Start

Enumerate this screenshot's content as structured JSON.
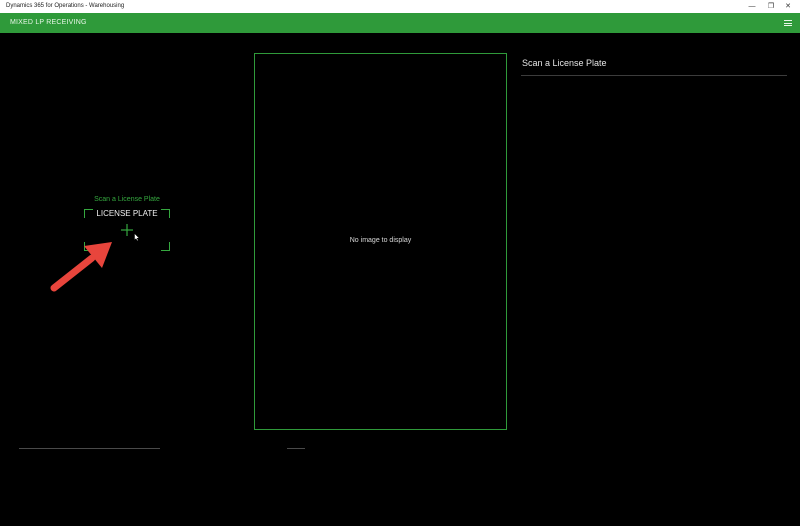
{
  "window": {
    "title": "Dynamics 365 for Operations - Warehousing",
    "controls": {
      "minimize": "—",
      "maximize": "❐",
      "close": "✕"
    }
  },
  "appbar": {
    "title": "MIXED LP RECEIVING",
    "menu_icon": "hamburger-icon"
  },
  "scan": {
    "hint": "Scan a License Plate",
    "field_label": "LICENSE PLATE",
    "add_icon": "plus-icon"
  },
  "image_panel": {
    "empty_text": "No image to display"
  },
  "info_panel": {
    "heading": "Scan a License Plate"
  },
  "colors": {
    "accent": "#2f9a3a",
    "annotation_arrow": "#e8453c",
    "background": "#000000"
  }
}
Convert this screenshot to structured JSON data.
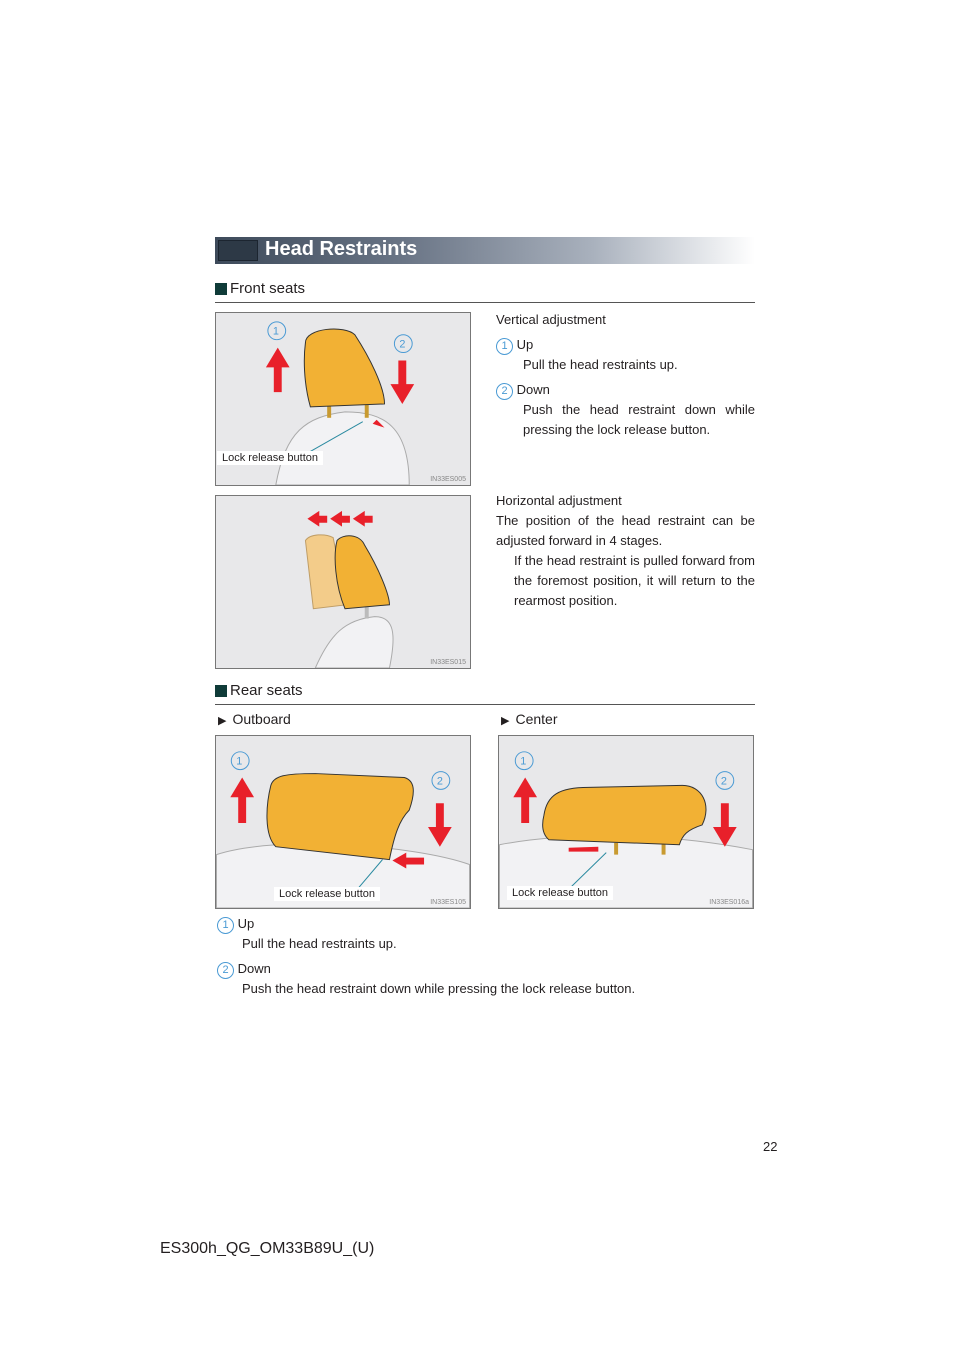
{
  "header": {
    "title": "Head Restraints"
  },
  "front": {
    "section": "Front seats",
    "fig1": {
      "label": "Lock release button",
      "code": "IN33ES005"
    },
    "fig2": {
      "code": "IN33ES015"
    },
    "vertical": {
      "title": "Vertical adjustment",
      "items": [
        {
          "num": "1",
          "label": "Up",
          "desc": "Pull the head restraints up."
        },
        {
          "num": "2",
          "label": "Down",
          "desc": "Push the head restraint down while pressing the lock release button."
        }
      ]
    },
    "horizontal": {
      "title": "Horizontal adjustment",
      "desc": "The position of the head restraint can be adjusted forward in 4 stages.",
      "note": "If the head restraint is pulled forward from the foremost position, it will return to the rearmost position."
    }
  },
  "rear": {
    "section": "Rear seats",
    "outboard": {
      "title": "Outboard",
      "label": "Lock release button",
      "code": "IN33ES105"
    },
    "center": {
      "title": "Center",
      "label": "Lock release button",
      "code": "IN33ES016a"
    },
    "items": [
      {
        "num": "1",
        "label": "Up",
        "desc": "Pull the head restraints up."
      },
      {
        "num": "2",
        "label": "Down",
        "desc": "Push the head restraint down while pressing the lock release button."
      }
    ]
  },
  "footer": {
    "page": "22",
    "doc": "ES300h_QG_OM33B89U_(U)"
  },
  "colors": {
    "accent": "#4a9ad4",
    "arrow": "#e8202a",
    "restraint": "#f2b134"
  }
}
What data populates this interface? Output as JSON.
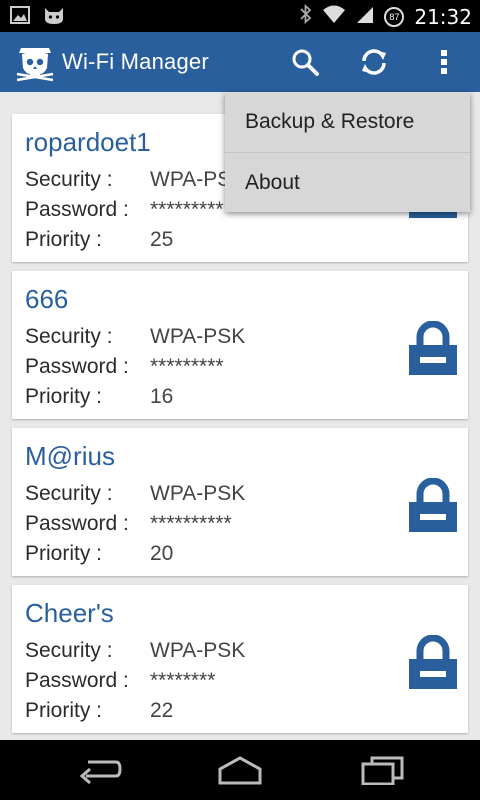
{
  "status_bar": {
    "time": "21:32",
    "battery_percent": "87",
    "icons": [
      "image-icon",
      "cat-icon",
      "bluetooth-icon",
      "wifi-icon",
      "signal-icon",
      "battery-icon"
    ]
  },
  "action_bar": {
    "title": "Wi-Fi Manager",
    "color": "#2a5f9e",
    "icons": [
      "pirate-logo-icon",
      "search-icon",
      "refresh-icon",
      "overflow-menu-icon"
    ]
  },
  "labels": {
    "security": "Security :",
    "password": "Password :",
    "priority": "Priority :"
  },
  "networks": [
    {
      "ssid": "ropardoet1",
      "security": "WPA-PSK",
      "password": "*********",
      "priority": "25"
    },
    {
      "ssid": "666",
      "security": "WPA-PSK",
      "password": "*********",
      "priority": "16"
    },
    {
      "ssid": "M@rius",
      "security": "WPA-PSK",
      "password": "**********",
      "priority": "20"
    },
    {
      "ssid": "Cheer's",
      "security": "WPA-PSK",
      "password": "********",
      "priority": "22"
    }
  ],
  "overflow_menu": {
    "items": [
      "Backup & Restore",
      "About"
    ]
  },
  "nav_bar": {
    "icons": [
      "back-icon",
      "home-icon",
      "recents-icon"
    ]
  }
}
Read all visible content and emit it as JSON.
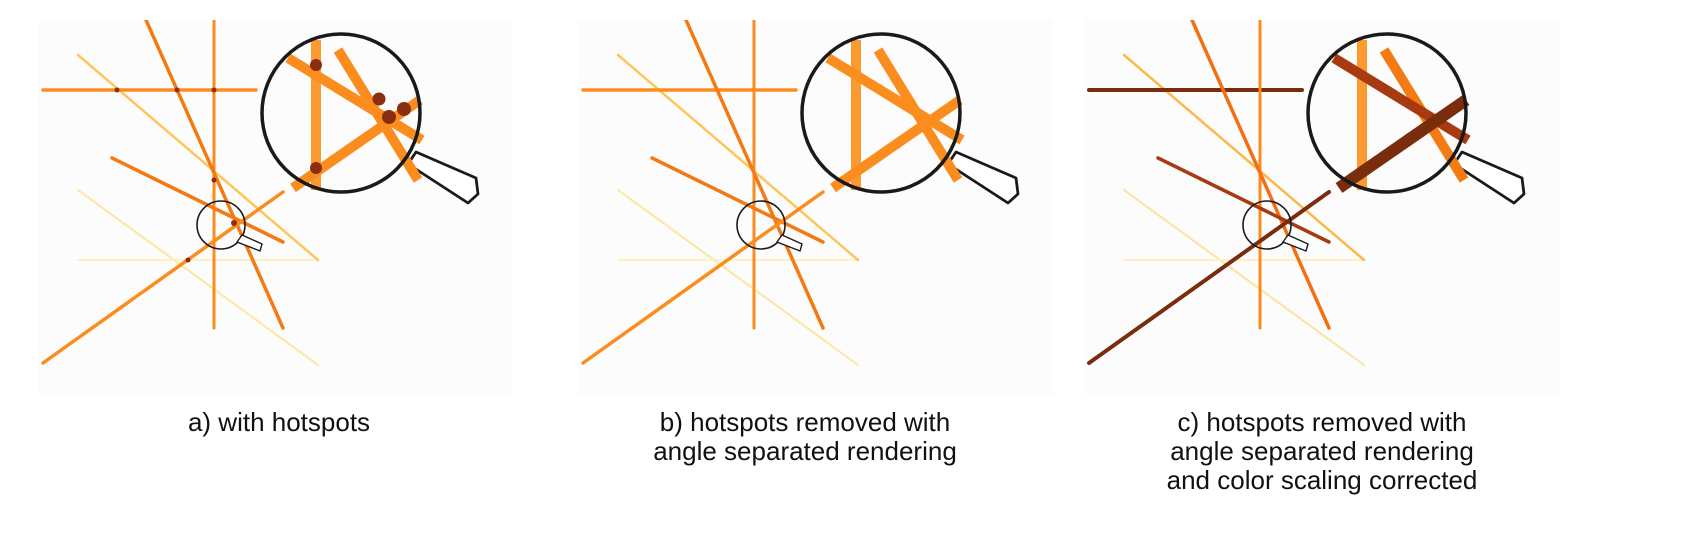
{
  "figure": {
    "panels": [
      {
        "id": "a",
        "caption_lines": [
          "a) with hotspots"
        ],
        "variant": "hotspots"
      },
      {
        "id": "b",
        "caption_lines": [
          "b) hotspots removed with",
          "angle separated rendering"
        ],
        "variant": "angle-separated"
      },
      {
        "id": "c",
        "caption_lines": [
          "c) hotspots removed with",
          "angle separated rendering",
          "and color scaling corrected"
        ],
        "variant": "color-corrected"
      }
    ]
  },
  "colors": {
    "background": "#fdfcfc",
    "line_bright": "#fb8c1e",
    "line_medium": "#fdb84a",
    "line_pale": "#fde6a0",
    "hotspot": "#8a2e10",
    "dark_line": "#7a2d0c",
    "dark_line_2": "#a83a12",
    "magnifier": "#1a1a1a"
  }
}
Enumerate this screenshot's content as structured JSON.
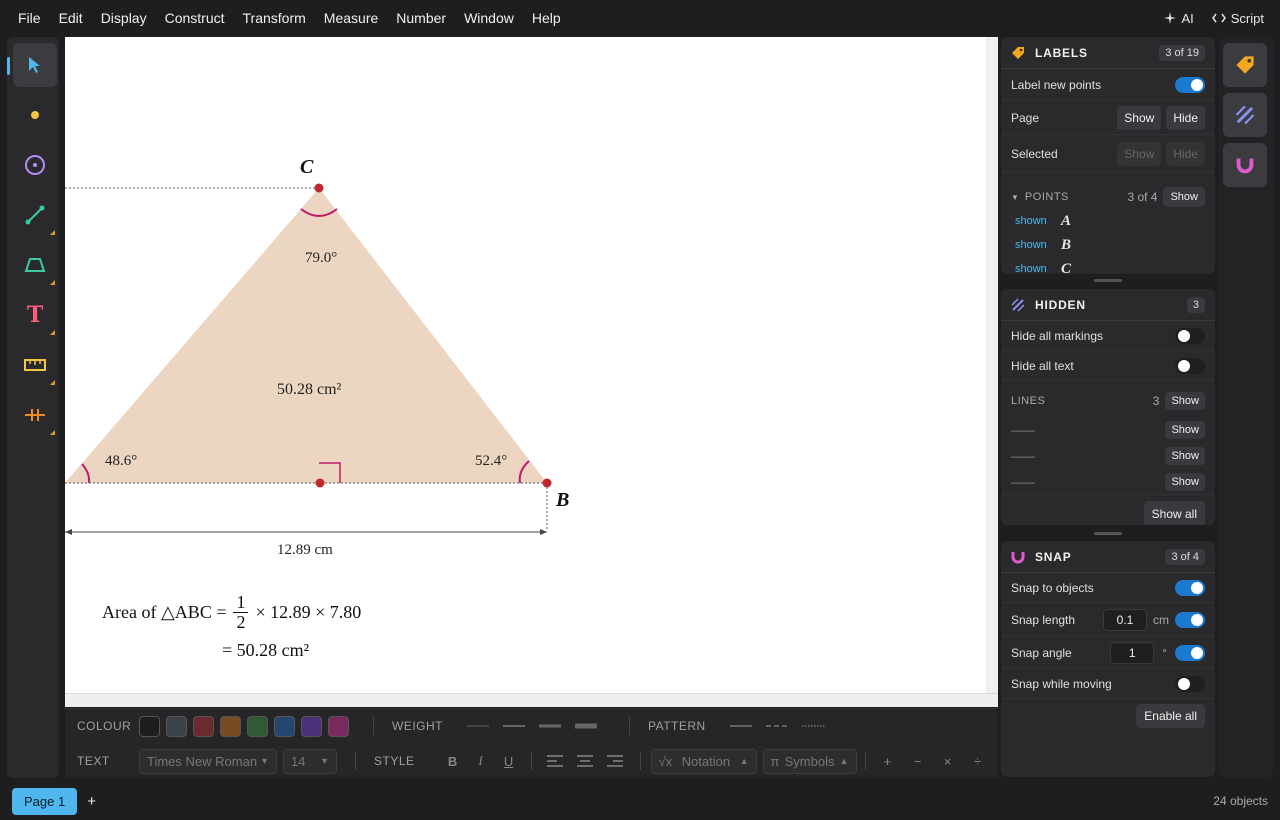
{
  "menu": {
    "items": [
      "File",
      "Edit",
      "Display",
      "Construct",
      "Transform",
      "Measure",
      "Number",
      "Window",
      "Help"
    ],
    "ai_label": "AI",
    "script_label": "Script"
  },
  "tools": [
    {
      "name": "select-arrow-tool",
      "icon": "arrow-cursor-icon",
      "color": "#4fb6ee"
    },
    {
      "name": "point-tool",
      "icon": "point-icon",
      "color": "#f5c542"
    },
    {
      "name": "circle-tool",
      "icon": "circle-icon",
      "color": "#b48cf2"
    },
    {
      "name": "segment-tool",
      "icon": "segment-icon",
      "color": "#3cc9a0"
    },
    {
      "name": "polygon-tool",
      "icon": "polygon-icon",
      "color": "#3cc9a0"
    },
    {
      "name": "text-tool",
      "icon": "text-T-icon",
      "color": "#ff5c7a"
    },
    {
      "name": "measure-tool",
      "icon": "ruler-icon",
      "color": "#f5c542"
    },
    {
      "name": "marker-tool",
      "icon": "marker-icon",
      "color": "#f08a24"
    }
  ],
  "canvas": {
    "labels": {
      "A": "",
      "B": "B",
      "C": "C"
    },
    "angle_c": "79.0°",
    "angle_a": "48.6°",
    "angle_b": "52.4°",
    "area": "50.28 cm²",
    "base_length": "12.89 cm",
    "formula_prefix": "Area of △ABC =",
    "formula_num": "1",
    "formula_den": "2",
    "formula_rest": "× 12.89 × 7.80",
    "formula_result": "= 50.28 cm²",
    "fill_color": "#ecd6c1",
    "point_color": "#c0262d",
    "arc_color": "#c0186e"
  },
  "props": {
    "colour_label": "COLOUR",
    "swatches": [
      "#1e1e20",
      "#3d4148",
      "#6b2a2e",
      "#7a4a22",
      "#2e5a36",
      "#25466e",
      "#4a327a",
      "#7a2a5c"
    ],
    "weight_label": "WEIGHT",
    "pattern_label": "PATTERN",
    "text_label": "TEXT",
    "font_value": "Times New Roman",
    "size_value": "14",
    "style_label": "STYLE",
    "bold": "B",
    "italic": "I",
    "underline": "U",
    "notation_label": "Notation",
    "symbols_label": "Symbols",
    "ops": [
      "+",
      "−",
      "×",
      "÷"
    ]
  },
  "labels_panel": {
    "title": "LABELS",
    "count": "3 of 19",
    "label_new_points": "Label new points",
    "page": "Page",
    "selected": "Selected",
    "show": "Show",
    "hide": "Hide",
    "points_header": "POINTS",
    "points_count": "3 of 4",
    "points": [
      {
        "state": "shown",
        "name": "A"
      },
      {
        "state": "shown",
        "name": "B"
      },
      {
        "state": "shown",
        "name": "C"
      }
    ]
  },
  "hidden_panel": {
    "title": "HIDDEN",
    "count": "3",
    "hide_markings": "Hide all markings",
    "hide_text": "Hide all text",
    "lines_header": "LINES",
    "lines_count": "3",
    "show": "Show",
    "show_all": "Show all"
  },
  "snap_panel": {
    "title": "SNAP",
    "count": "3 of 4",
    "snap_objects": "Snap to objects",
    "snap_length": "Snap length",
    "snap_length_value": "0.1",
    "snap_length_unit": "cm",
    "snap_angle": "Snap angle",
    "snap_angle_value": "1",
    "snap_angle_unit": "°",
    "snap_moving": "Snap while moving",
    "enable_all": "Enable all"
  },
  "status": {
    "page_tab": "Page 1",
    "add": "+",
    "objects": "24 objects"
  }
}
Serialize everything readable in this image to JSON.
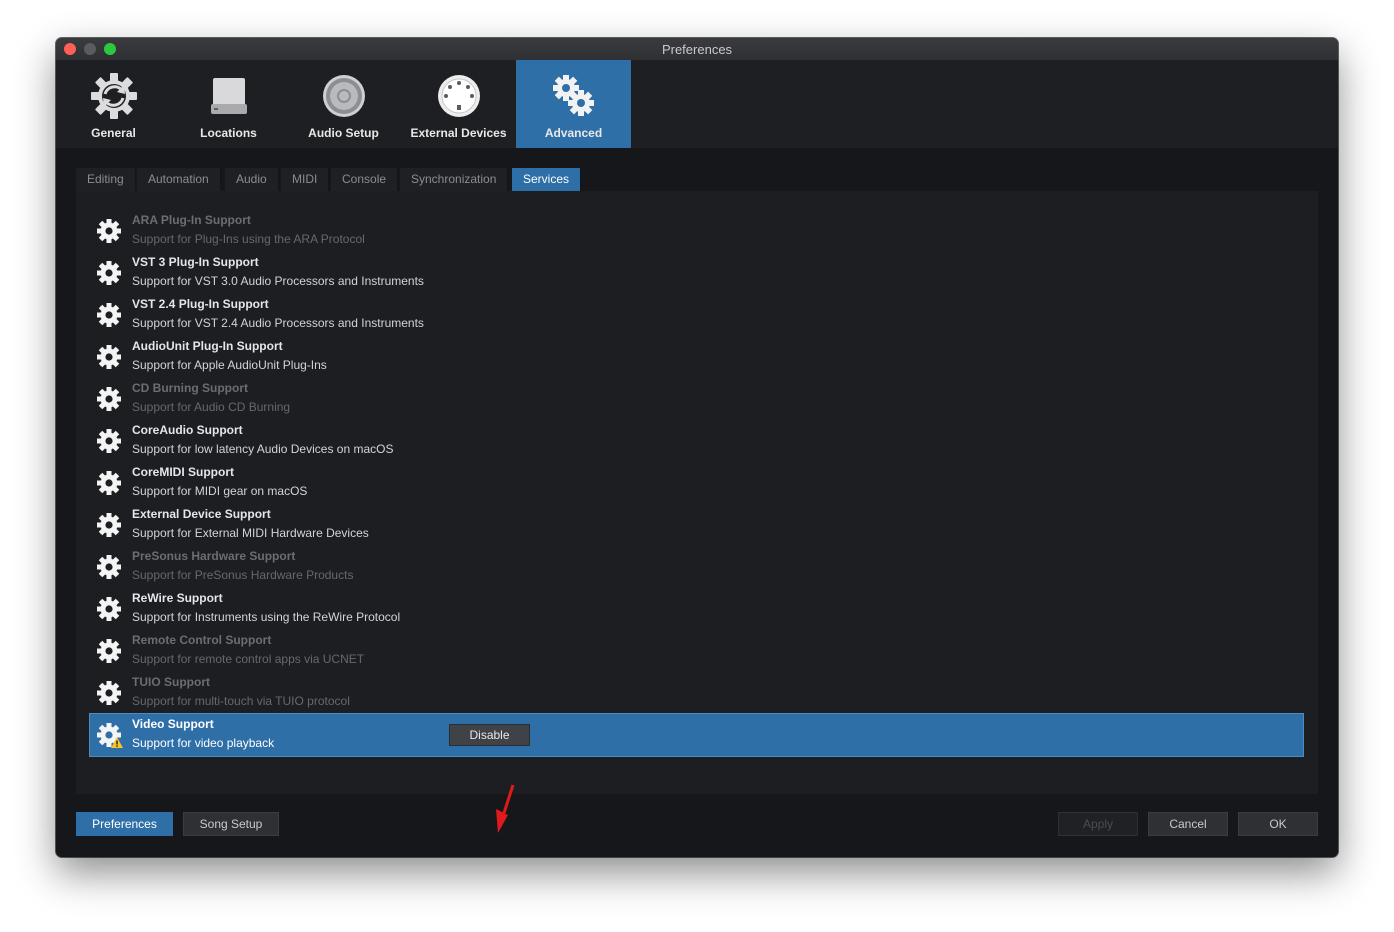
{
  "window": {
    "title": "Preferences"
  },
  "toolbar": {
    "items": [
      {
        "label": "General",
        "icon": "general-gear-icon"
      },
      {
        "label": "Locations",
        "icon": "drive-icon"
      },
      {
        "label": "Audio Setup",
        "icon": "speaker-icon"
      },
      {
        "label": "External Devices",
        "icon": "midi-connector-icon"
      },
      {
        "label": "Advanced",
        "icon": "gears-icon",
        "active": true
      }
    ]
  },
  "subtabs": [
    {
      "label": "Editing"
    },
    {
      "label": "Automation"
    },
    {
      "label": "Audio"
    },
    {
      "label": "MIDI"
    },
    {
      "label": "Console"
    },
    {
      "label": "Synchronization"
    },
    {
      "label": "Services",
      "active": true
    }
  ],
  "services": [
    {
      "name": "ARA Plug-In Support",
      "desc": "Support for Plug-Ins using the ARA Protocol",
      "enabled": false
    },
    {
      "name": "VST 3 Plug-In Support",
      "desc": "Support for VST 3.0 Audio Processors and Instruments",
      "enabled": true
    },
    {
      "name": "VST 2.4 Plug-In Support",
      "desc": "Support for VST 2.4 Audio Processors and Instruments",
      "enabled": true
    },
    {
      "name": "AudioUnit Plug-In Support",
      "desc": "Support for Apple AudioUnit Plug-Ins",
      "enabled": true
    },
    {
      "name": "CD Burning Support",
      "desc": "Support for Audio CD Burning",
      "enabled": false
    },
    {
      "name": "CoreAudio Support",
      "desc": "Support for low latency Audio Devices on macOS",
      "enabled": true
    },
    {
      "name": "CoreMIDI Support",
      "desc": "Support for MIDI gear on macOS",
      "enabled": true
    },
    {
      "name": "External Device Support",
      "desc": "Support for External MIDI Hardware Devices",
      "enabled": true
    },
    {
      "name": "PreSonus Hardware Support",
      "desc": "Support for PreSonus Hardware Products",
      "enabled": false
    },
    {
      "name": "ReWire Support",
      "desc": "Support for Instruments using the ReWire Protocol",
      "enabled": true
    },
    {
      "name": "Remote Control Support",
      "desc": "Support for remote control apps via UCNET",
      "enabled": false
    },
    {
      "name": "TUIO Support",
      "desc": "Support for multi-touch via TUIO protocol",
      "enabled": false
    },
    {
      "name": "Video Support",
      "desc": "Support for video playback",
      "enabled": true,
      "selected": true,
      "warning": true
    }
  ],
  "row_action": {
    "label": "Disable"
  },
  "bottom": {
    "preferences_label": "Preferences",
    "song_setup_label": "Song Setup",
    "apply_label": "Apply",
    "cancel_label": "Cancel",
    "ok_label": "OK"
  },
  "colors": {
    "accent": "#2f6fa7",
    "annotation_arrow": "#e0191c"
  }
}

End

▸ WHAT IS ASKED
Every line in the data above that contains "separated" needs to be copied.

▸ REPLY
          "angle separated rendering"
        "variant": "angle-separated"
          "angle separated rendering",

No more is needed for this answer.